(Stored data)
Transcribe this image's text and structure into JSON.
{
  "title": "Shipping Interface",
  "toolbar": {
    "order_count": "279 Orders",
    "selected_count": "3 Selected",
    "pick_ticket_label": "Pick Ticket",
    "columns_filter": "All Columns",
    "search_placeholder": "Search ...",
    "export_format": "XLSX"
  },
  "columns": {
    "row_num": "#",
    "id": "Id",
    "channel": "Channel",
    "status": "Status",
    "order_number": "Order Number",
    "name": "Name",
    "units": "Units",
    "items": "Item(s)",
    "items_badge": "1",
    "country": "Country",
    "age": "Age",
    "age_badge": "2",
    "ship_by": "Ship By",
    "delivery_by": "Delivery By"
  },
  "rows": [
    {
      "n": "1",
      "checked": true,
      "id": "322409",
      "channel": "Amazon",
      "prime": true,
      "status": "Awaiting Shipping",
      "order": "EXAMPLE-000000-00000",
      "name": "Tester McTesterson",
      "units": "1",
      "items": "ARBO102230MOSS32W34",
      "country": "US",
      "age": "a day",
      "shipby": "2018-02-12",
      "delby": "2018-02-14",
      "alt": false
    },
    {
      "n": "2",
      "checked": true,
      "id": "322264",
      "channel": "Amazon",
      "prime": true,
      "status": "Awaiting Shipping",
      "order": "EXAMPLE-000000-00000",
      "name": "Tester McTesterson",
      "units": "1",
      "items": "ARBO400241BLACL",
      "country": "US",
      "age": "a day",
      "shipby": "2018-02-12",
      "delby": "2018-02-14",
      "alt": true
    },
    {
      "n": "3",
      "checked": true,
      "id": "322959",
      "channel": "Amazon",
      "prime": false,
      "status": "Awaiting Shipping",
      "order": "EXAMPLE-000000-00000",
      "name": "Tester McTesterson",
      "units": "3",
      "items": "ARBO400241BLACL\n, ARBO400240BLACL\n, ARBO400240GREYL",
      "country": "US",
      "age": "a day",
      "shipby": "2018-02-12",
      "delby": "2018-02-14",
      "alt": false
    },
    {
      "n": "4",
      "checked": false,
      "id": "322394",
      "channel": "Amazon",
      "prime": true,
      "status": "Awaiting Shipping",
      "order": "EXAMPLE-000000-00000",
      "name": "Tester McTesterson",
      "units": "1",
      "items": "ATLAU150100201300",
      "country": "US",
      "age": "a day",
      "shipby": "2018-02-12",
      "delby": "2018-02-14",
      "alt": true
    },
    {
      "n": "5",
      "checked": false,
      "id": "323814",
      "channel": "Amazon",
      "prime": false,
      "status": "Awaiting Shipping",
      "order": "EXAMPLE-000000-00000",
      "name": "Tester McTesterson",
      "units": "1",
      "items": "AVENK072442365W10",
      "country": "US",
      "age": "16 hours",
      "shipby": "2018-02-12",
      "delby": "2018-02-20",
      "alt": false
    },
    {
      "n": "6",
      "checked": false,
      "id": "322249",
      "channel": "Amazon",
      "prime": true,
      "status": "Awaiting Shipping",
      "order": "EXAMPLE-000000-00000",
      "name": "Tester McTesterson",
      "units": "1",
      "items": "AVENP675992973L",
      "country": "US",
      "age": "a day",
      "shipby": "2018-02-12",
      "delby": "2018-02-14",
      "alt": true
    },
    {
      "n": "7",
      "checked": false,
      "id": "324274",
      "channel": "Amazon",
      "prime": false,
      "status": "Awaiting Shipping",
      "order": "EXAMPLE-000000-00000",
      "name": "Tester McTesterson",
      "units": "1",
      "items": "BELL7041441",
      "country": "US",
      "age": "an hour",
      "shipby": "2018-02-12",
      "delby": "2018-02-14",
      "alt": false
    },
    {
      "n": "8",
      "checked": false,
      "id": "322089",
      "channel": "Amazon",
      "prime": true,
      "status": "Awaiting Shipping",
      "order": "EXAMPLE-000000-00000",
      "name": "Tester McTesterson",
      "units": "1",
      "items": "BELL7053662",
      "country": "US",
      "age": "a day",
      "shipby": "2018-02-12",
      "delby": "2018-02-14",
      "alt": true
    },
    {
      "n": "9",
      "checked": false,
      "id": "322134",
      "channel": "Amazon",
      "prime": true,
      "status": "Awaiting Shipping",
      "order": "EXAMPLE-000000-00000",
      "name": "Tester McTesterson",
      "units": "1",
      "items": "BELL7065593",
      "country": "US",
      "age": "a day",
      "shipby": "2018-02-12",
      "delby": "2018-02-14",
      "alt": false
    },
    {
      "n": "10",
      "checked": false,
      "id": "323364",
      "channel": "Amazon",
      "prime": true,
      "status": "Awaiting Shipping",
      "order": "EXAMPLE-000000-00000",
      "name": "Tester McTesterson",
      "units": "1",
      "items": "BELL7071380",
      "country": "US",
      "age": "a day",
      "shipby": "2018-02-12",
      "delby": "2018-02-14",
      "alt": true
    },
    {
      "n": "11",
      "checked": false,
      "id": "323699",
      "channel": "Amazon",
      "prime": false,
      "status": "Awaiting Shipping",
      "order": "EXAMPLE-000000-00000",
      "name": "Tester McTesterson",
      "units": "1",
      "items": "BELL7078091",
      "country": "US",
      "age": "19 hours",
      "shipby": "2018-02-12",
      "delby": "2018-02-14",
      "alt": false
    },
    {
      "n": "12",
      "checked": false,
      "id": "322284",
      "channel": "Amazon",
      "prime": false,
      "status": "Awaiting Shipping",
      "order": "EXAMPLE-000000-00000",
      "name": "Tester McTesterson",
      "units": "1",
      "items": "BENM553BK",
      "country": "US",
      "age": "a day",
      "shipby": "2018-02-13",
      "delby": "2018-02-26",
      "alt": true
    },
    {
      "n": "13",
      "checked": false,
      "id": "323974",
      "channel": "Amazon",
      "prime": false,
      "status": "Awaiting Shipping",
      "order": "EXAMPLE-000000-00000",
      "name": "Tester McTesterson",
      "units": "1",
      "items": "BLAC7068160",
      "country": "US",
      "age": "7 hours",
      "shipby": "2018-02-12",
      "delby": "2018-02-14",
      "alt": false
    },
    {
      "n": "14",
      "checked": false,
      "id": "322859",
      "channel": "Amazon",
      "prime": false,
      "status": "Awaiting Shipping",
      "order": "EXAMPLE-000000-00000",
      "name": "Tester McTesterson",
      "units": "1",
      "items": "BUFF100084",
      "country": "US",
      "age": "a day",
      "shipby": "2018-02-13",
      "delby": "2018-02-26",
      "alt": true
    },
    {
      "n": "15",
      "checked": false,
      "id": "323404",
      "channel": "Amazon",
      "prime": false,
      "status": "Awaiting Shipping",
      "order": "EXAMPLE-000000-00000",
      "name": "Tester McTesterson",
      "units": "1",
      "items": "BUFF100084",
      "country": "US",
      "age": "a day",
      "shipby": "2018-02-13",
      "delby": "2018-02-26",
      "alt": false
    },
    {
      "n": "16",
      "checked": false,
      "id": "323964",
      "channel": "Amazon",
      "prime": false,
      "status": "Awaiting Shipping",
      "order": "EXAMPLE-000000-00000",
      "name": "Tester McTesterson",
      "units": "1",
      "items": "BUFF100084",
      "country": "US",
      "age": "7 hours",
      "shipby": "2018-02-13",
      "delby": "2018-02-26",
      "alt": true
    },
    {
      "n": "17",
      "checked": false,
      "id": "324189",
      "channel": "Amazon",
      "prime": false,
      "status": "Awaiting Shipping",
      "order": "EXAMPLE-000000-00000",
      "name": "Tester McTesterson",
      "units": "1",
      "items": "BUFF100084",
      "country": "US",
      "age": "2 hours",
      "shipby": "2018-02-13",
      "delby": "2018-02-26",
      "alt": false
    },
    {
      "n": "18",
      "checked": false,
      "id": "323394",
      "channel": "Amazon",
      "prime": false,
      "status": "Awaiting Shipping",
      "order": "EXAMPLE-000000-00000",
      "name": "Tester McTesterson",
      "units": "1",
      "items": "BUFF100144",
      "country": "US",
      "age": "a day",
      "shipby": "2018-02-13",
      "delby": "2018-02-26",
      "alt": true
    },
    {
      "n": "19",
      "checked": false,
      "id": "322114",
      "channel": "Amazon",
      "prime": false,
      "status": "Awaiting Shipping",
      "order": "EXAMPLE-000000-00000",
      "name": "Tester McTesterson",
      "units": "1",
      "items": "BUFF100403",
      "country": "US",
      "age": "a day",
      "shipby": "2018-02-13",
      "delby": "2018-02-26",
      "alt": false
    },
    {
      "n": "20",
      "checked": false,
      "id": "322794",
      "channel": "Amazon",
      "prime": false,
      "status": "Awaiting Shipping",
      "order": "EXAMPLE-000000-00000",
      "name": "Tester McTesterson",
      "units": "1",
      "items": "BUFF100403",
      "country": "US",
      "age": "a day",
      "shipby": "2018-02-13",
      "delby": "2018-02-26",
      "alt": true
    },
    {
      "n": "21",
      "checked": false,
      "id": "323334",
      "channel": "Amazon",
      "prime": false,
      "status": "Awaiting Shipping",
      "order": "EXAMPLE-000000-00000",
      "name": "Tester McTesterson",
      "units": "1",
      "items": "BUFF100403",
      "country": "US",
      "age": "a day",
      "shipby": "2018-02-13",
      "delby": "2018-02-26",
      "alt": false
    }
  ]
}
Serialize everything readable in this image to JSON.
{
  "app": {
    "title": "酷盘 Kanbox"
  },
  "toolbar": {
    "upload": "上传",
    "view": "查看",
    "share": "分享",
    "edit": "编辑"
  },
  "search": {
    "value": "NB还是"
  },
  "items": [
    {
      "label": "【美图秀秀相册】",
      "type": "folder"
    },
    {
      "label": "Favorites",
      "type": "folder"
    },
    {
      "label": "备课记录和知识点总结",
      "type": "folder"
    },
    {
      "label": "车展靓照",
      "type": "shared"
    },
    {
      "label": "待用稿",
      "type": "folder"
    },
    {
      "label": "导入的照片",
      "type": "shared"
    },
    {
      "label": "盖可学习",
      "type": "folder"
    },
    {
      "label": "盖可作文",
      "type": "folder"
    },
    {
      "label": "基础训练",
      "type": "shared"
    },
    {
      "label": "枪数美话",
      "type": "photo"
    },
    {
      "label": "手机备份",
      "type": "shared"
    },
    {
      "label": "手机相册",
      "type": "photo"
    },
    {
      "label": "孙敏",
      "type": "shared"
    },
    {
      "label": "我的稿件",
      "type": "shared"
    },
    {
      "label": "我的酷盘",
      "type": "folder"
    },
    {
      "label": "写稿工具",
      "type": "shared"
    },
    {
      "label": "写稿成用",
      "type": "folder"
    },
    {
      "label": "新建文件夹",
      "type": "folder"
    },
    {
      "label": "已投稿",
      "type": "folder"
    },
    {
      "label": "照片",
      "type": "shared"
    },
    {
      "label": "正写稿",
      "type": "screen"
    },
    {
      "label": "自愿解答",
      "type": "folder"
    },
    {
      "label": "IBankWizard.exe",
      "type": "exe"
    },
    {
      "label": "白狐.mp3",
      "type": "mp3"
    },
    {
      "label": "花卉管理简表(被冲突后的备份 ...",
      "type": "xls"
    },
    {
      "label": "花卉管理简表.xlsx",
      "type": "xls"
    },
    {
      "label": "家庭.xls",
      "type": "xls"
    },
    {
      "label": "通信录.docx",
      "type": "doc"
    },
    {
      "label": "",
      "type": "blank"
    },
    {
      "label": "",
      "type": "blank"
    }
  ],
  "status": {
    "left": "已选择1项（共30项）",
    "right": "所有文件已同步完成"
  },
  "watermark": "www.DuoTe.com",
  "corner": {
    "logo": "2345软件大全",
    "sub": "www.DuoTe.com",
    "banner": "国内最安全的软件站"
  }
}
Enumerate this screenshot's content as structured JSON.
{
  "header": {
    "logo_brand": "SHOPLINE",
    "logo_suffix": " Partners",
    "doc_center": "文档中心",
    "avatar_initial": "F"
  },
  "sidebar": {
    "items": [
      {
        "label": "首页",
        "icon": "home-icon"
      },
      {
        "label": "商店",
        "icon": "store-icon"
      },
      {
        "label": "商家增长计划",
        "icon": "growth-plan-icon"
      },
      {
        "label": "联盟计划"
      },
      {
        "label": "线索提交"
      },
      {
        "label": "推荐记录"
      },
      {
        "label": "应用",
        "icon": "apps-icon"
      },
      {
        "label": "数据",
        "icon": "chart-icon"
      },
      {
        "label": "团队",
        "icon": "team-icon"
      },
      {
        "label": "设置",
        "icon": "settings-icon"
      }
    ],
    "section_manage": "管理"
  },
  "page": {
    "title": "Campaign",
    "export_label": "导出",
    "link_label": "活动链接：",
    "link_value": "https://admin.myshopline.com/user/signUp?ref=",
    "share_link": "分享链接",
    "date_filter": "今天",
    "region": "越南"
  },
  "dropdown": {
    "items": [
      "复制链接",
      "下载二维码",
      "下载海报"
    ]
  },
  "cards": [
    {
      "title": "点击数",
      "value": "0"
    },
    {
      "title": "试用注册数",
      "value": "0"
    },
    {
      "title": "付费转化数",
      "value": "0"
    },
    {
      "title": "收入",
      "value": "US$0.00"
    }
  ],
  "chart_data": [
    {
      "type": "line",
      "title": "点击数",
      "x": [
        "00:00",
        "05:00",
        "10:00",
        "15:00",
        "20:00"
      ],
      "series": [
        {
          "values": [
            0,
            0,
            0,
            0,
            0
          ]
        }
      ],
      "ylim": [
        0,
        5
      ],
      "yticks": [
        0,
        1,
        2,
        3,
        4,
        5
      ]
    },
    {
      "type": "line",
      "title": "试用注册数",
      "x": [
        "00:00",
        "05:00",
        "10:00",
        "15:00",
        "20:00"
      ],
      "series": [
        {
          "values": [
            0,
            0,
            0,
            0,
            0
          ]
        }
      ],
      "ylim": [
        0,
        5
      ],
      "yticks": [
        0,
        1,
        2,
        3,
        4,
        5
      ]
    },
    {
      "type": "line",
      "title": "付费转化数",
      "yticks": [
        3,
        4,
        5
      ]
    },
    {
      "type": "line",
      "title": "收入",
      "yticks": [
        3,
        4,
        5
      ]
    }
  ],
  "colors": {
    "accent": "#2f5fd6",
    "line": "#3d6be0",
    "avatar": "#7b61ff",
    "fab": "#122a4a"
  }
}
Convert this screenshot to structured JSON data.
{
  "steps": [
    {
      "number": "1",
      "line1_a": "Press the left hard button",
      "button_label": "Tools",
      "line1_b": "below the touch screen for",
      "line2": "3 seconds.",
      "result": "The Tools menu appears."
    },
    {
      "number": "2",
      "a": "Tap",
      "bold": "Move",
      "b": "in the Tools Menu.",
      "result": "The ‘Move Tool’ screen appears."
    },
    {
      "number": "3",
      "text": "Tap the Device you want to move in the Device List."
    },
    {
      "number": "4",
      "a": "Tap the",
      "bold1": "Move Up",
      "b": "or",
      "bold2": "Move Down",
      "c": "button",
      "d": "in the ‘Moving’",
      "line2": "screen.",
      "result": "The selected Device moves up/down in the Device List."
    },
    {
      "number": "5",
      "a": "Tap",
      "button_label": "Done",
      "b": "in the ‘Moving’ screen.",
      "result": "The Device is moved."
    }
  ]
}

SHORT EXERCISE:
Check each line above for the word "appears" and copy the ones that have it.

ANSWER TO THIS PROBLEM:
      "result": "The Tools menu appears."
      "result": "The ‘Move Tool’ screen appears."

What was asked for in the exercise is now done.